Set problem
Print every line of the listing exactly, please.

Excerpt from a dataset:

=-=-=

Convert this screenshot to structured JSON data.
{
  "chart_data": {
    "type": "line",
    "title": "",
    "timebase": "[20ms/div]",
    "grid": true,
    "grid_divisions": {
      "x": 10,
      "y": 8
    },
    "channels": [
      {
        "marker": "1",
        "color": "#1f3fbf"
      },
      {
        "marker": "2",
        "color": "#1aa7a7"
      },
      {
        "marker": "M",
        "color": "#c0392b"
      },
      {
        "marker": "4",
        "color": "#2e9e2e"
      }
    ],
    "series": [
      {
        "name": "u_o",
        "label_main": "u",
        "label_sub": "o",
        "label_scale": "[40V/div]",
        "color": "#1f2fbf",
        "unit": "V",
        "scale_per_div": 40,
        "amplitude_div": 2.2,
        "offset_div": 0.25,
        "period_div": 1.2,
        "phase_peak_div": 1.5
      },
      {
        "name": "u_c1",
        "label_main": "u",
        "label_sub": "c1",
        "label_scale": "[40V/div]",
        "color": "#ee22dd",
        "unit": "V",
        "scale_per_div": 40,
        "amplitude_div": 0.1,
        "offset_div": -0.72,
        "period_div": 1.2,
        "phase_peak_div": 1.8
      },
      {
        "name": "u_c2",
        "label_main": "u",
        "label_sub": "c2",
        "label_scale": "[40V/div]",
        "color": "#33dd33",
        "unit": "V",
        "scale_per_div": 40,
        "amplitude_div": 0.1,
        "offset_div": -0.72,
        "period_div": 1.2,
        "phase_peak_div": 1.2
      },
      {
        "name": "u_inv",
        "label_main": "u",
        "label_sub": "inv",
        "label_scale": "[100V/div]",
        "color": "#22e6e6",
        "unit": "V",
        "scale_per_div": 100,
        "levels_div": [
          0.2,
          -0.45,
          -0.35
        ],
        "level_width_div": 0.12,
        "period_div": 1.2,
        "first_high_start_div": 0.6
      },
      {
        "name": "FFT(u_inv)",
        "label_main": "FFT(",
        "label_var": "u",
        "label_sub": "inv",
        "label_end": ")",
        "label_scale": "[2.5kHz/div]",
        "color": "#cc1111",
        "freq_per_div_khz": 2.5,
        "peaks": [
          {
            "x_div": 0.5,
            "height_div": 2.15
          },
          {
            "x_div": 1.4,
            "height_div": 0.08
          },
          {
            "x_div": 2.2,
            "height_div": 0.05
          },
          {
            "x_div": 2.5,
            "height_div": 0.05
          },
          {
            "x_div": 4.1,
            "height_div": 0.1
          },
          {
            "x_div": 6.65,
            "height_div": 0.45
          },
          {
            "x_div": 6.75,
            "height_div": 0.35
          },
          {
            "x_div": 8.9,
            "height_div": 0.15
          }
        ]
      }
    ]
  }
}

=-=-=

Answer
Convert this screenshot to structured JSON data.
{
  "chart_data": {
    "type": "line",
    "title": "",
    "timebase": "[20ms/div]",
    "grid": true,
    "grid_divisions": {
      "x": 10,
      "y": 8
    },
    "channels": [
      {
        "marker": "1",
        "color": "#1f3fbf"
      },
      {
        "marker": "2",
        "color": "#1aa7a7"
      },
      {
        "marker": "M",
        "color": "#c0392b"
      },
      {
        "marker": "4",
        "color": "#2e9e2e"
      }
    ],
    "series": [
      {
        "name": "u_o",
        "label_main": "u",
        "label_sub": "o",
        "label_scale": "[40V/div]",
        "color": "#1f2fbf",
        "unit": "V",
        "scale_per_div": 40,
        "amplitude_div": 2.2,
        "offset_div": 0.25,
        "period_div": 1.2,
        "phase_peak_div": 1.5
      },
      {
        "name": "u_c1",
        "label_main": "u",
        "label_sub": "c1",
        "label_scale": "[40V/div]",
        "color": "#ee22dd",
        "unit": "V",
        "scale_per_div": 40,
        "amplitude_div": 0.1,
        "offset_div": -0.72,
        "period_div": 1.2,
        "phase_peak_div": 1.8
      },
      {
        "name": "u_c2",
        "label_main": "u",
        "label_sub": "c2",
        "label_scale": "[40V/div]",
        "color": "#33dd33",
        "unit": "V",
        "scale_per_div": 40,
        "amplitude_div": 0.1,
        "offset_div": -0.72,
        "period_div": 1.2,
        "phase_peak_div": 1.2
      },
      {
        "name": "u_inv",
        "label_main": "u",
        "label_sub": "inv",
        "label_scale": "[100V/div]",
        "color": "#22e6e6",
        "unit": "V",
        "scale_per_div": 100,
        "levels_div": [
          0.2,
          -0.45,
          -0.35
        ],
        "level_width_div": 0.12,
        "period_div": 1.2,
        "first_high_start_div": 0.6
      },
      {
        "name": "FFT(u_inv)",
        "label_main": "FFT(",
        "label_var": "u",
        "label_sub": "inv",
        "label_end": ")",
        "label_scale": "[2.5kHz/div]",
        "color": "#cc1111",
        "freq_per_div_khz": 2.5,
        "peaks": [
          {
            "x_div": 0.5,
            "height_div": 2.15
          },
          {
            "x_div": 1.4,
            "height_div": 0.08
          },
          {
            "x_div": 2.2,
            "height_div": 0.05
          },
          {
            "x_div": 2.5,
            "height_div": 0.05
          },
          {
            "x_div": 4.1,
            "height_div": 0.1
          },
          {
            "x_div": 6.65,
            "height_div": 0.45
          },
          {
            "x_div": 6.75,
            "height_div": 0.35
          },
          {
            "x_div": 8.9,
            "height_div": 0.15
          }
        ]
      }
    ]
  }
}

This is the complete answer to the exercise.